Print the entries that appear below, exactly as written and without their pictures.

(Dataset items)
---
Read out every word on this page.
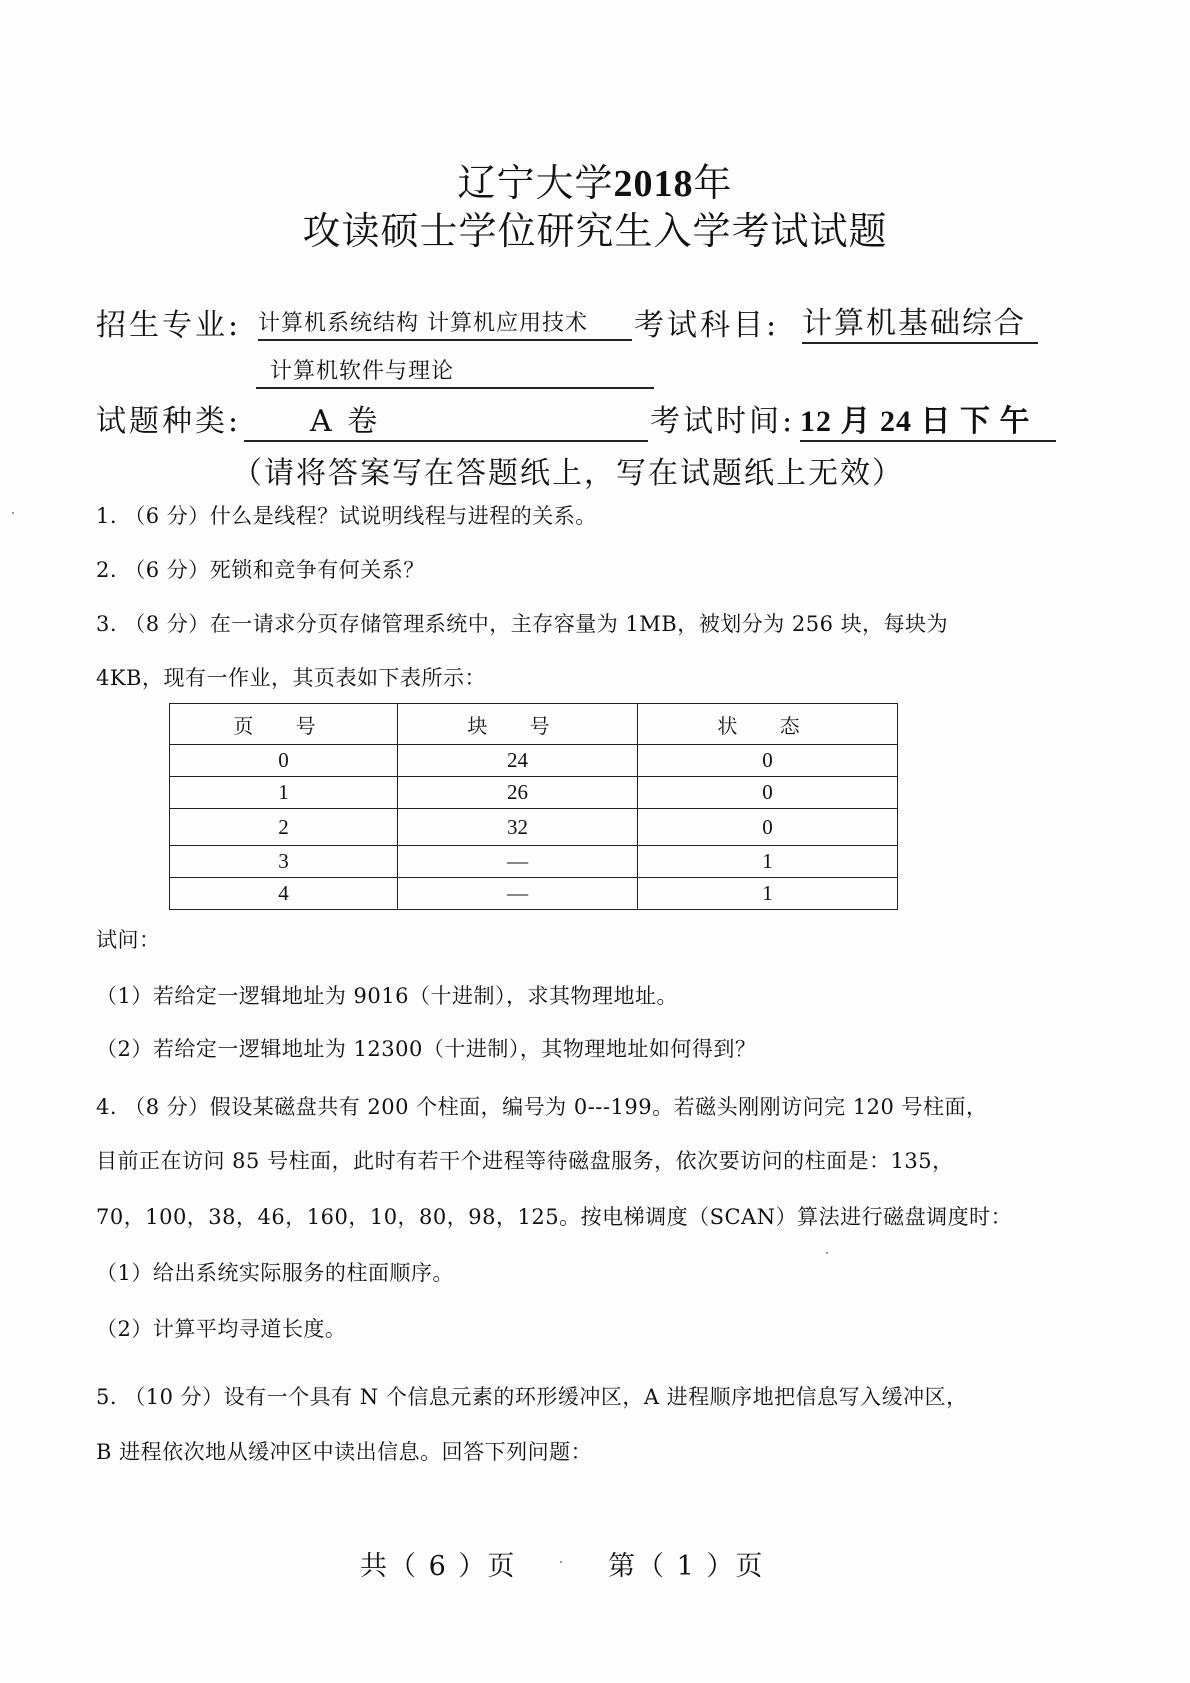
辽宁大学2018年
攻读硕士学位研究生入学考试试题
招生专业: 计算机系统结构 计算机应用技术	考试科目: 计算机基础综合
计算机软件与理论
试题种类:	A 卷	考试时间: 12 月 24 日 下 午
（请将答案写在答题纸上，写在试题纸上无效）
1. （6 分）什么是线程？试说明线程与进程的关系。
2. （6 分）死锁和竞争有何关系？
3. （8 分）在一请求分页存储管理系统中，主存容量为 1MB，被划分为 256 块，每块为
4KB，现有一作业，其页表如下表所示：
页 号	块 号	状 态
0	24	0
1	26	0
2	32	0
3	—	1
4	—	1
试问：
（1）若给定一逻辑地址为 9016（十进制），求其物理地址。
（2）若给定一逻辑地址为 12300（十进制），其物理地址如何得到？
4. （8 分）假设某磁盘共有 200 个柱面，编号为 0---199。若磁头刚刚访问完 120 号柱面，
目前正在访问 85 号柱面，此时有若干个进程等待磁盘服务，依次要访问的柱面是：135，
70，100，38，46，160，10，80，98，125。按电梯调度（SCAN）算法进行磁盘调度时：
（1）给出系统实际服务的柱面顺序。
（2）计算平均寻道长度。
5. （10 分）设有一个具有 N 个信息元素的环形缓冲区，A 进程顺序地把信息写入缓冲区，
B 进程依次地从缓冲区中读出信息。回答下列问题：
共（ 6 ）页	第（ 1 ）页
---
**The output**
Read out every word on this page.
辽宁大学2018年
攻读硕士学位研究生入学考试试题
招生专业: 计算机系统结构 计算机应用技术	考试科目: 计算机基础综合
计算机软件与理论
试题种类:	A 卷	考试时间: 12 月 24 日 下 午
（请将答案写在答题纸上，写在试题纸上无效）
1. （6 分）什么是线程？试说明线程与进程的关系。
2. （6 分）死锁和竞争有何关系？
3. （8 分）在一请求分页存储管理系统中，主存容量为 1MB，被划分为 256 块，每块为
4KB，现有一作业，其页表如下表所示：
页 号	块 号	状 态
0	24	0
1	26	0
2	32	0
3	—	1
4	—	1
试问：
（1）若给定一逻辑地址为 9016（十进制），求其物理地址。
（2）若给定一逻辑地址为 12300（十进制），其物理地址如何得到？
4. （8 分）假设某磁盘共有 200 个柱面，编号为 0---199。若磁头刚刚访问完 120 号柱面，
目前正在访问 85 号柱面，此时有若干个进程等待磁盘服务，依次要访问的柱面是：135，
70，100，38，46，160，10，80，98，125。按电梯调度（SCAN）算法进行磁盘调度时：
（1）给出系统实际服务的柱面顺序。
（2）计算平均寻道长度。
5. （10 分）设有一个具有 N 个信息元素的环形缓冲区，A 进程顺序地把信息写入缓冲区，
B 进程依次地从缓冲区中读出信息。回答下列问题：
共（ 6 ）页	第（ 1 ）页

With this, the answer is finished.